Instructions for the task.
Make an exact copy of the lines, leaving the pictures out.

Supplied entries.
______________________________
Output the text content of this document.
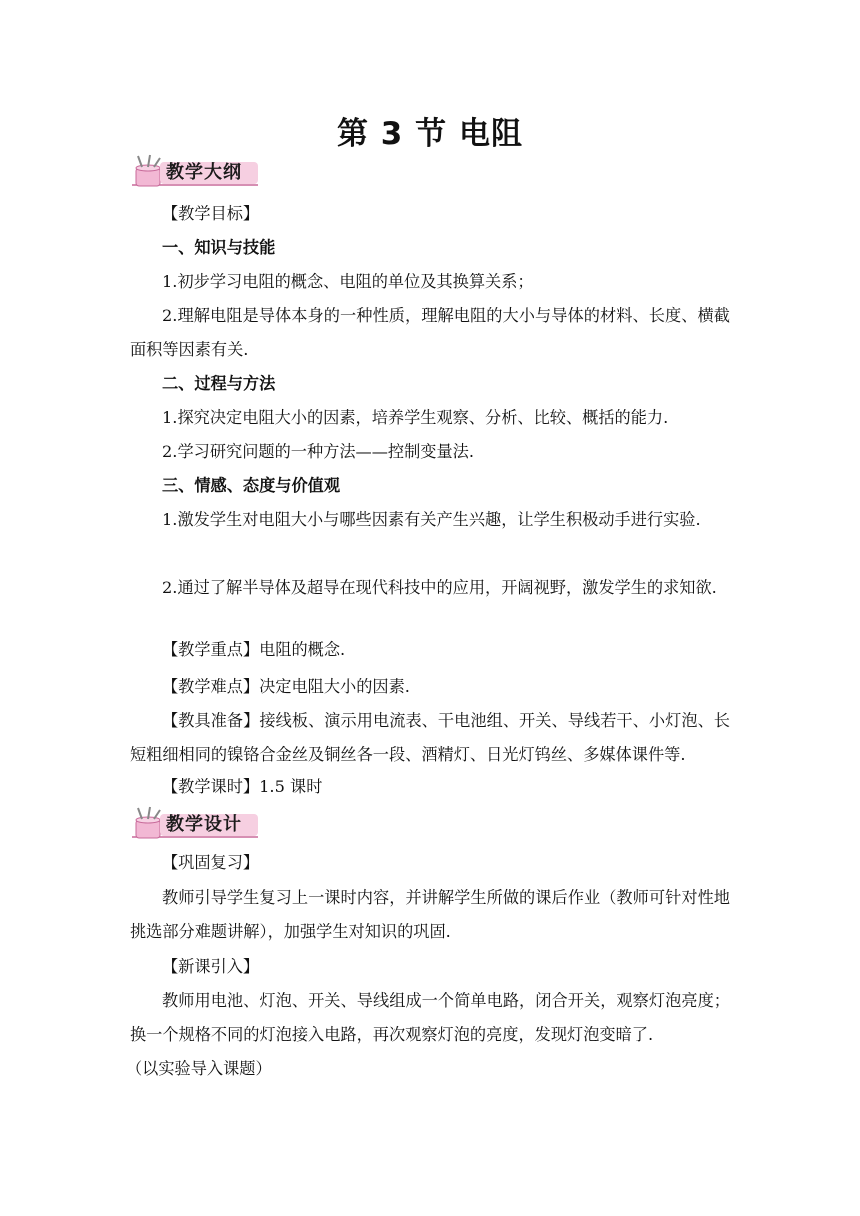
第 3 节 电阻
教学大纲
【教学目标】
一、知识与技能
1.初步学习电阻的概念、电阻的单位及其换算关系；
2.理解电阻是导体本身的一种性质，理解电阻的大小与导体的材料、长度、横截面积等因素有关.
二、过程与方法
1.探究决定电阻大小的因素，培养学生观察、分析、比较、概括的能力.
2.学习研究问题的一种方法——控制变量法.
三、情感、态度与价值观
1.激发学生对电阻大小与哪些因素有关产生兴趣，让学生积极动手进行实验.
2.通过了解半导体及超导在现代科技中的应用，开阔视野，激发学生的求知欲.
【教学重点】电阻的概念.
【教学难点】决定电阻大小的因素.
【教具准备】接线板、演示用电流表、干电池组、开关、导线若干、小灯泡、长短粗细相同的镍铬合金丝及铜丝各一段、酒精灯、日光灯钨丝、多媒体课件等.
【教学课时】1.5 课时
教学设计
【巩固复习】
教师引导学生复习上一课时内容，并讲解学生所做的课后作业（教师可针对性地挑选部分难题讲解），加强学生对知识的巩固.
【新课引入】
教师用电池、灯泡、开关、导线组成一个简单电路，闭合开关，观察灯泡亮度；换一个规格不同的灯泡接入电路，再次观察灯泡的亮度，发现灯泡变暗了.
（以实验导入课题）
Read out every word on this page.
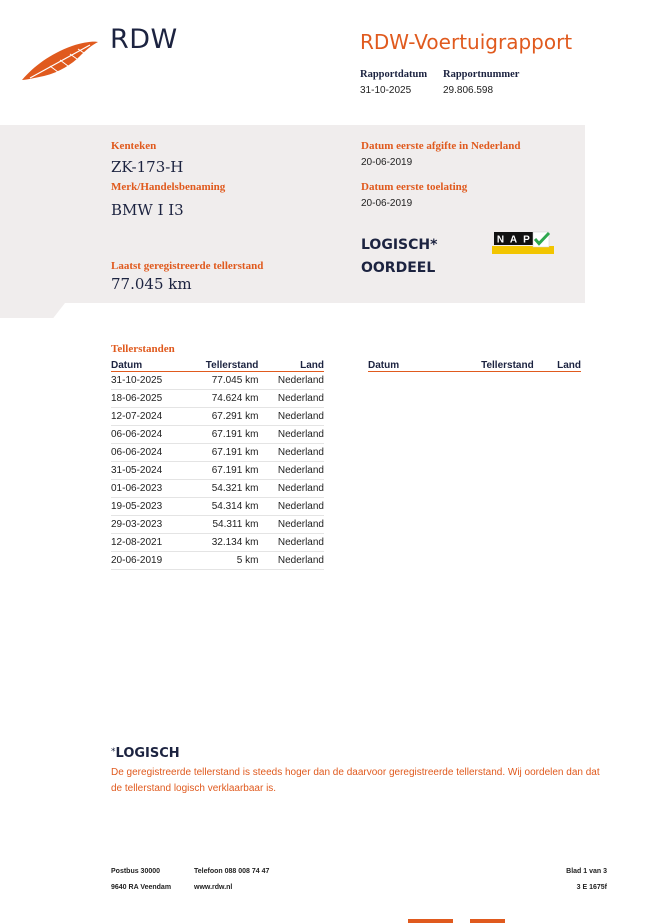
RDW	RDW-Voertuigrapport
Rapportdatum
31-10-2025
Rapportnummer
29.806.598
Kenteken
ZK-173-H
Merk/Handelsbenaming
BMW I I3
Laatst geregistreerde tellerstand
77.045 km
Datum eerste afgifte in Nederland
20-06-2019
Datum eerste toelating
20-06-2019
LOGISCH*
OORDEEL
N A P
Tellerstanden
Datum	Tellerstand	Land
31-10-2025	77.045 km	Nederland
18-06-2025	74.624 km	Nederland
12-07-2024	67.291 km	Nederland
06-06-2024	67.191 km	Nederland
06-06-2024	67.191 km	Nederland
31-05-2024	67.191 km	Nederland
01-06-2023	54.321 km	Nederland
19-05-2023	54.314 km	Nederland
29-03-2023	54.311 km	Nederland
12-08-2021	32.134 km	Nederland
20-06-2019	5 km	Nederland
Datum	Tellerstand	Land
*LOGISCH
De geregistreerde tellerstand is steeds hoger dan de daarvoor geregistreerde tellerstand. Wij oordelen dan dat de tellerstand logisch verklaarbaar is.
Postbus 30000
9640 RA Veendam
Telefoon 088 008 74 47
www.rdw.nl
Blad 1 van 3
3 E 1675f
______________________________
Response below.
Output the text content of this document.
第 3 节 电阻
教学大纲
【教学目标】
一、知识与技能
1.初步学习电阻的概念、电阻的单位及其换算关系；
2.理解电阻是导体本身的一种性质，理解电阻的大小与导体的材料、长度、横截面积等因素有关.
二、过程与方法
1.探究决定电阻大小的因素，培养学生观察、分析、比较、概括的能力.
2.学习研究问题的一种方法——控制变量法.
三、情感、态度与价值观
1.激发学生对电阻大小与哪些因素有关产生兴趣，让学生积极动手进行实验.
2.通过了解半导体及超导在现代科技中的应用，开阔视野，激发学生的求知欲.
【教学重点】电阻的概念.
【教学难点】决定电阻大小的因素.
【教具准备】接线板、演示用电流表、干电池组、开关、导线若干、小灯泡、长短粗细相同的镍铬合金丝及铜丝各一段、酒精灯、日光灯钨丝、多媒体课件等.
【教学课时】1.5 课时
教学设计
【巩固复习】
教师引导学生复习上一课时内容，并讲解学生所做的课后作业（教师可针对性地挑选部分难题讲解），加强学生对知识的巩固.
【新课引入】
教师用电池、灯泡、开关、导线组成一个简单电路，闭合开关，观察灯泡亮度；换一个规格不同的灯泡接入电路，再次观察灯泡的亮度，发现灯泡变暗了.
（以实验导入课题）
Read out every word on this page.
RDW	RDW-Voertuigrapport
Rapportdatum
31-10-2025
Rapportnummer
29.806.598
Kenteken
ZK-173-H
Merk/Handelsbenaming
BMW I I3
Laatst geregistreerde tellerstand
77.045 km
Datum eerste afgifte in Nederland
20-06-2019
Datum eerste toelating
20-06-2019
LOGISCH*
OORDEEL
N A P
Tellerstanden
Datum	Tellerstand	Land
31-10-2025	77.045 km	Nederland
18-06-2025	74.624 km	Nederland
12-07-2024	67.291 km	Nederland
06-06-2024	67.191 km	Nederland
06-06-2024	67.191 km	Nederland
31-05-2024	67.191 km	Nederland
01-06-2023	54.321 km	Nederland
19-05-2023	54.314 km	Nederland
29-03-2023	54.311 km	Nederland
12-08-2021	32.134 km	Nederland
20-06-2019	5 km	Nederland
Datum	Tellerstand	Land
*LOGISCH
De geregistreerde tellerstand is steeds hoger dan de daarvoor geregistreerde tellerstand. Wij oordelen dan dat de tellerstand logisch verklaarbaar is.
Postbus 30000
9640 RA Veendam
Telefoon 088 008 74 47
www.rdw.nl
Blad 1 van 3
3 E 1675f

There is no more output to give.